## START ENTRIES

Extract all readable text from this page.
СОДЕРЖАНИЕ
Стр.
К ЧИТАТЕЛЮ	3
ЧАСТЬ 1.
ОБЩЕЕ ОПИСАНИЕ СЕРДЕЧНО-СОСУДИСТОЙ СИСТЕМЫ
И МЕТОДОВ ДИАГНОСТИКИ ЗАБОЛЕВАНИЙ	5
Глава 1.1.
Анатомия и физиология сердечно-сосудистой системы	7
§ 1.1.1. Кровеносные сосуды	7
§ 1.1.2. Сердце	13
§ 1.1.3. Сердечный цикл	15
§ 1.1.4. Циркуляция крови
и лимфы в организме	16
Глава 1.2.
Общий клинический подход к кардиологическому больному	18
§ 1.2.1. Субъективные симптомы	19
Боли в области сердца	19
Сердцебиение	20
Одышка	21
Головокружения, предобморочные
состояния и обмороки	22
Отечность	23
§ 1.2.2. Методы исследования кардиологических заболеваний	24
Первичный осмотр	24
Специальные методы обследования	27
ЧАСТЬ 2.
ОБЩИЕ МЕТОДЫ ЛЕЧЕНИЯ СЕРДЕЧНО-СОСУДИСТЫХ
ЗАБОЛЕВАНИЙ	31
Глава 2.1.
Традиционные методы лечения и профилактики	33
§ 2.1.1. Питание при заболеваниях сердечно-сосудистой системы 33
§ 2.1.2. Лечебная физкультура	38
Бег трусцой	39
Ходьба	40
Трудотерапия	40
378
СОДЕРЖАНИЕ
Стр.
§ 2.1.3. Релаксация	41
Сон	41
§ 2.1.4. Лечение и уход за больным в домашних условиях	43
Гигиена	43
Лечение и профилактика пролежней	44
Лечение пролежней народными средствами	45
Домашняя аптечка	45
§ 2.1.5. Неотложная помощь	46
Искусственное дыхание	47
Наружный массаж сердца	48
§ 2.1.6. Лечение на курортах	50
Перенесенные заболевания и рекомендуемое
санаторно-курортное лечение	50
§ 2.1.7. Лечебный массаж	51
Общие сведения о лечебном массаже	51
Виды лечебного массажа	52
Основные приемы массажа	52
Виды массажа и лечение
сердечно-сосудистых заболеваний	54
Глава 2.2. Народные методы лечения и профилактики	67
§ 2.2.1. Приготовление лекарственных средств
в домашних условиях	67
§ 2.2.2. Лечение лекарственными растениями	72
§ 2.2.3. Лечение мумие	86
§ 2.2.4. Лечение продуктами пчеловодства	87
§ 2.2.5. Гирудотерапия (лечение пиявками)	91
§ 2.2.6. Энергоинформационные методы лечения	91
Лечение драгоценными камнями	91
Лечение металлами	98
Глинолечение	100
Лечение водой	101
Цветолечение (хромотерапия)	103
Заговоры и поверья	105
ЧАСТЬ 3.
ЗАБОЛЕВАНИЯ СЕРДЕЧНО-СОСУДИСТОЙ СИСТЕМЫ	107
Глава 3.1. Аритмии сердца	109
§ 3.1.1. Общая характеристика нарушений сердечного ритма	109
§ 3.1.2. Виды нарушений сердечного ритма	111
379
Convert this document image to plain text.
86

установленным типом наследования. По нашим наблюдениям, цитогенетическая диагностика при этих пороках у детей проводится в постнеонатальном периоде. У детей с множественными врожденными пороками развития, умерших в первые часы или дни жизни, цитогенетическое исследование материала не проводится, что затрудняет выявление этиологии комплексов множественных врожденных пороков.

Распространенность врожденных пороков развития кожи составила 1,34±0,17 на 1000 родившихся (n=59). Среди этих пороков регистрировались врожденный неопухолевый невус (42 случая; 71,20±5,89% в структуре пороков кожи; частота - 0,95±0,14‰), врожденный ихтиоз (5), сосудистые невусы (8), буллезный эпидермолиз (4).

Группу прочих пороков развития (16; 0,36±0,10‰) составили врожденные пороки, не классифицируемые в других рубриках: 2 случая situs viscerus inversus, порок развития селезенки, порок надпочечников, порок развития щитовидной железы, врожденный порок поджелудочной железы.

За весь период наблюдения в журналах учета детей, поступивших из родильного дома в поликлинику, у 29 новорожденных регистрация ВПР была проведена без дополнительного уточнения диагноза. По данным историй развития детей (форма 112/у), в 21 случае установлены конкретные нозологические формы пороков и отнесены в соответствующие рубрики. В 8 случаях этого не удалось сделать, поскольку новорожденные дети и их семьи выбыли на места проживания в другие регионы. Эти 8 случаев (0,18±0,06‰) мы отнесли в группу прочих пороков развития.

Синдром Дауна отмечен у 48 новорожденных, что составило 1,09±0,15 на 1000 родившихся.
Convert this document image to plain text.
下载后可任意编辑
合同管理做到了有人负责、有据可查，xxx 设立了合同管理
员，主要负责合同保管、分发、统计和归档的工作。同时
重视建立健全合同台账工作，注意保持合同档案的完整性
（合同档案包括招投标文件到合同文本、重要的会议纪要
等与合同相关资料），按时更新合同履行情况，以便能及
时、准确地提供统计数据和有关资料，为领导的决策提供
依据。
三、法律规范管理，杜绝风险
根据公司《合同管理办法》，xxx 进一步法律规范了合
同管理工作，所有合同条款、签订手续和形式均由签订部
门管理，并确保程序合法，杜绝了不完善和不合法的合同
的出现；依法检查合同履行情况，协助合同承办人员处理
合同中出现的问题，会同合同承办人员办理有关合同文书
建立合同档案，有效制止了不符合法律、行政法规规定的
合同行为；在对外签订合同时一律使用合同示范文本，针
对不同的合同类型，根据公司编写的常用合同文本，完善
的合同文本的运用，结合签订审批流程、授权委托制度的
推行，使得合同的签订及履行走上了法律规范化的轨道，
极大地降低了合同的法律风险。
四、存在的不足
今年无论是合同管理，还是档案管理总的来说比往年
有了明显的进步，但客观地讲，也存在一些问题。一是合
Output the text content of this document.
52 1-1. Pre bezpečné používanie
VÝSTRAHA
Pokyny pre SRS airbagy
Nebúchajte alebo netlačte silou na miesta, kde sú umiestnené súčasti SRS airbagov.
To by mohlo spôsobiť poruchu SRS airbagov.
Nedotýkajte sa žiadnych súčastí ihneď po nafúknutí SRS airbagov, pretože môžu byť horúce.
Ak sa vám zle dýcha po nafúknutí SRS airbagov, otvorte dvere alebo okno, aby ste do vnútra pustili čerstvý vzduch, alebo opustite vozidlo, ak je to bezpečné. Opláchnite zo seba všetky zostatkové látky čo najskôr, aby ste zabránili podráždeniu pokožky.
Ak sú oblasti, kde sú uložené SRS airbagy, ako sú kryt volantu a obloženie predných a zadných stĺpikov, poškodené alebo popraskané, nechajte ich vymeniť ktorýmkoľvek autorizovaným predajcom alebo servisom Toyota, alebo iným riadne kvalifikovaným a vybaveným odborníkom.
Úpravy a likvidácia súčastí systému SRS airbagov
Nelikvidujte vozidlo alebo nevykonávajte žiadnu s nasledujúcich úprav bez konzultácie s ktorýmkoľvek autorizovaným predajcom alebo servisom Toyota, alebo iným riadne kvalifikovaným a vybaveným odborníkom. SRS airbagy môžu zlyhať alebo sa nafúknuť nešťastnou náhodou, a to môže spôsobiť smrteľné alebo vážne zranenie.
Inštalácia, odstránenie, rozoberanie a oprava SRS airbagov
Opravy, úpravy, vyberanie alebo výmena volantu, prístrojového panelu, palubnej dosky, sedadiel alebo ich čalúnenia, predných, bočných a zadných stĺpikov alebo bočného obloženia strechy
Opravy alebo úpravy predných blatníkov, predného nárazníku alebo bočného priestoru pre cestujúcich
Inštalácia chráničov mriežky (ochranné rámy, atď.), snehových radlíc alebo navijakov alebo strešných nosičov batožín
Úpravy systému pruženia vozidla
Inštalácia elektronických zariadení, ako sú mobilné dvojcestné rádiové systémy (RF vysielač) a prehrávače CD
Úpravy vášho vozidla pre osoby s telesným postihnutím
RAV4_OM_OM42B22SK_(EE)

## END ENTRIES

_TASK TO CARRY OUT_
Only the number is wanted: how many lines above include the word "servisom"?

_FINAL RESULT_
2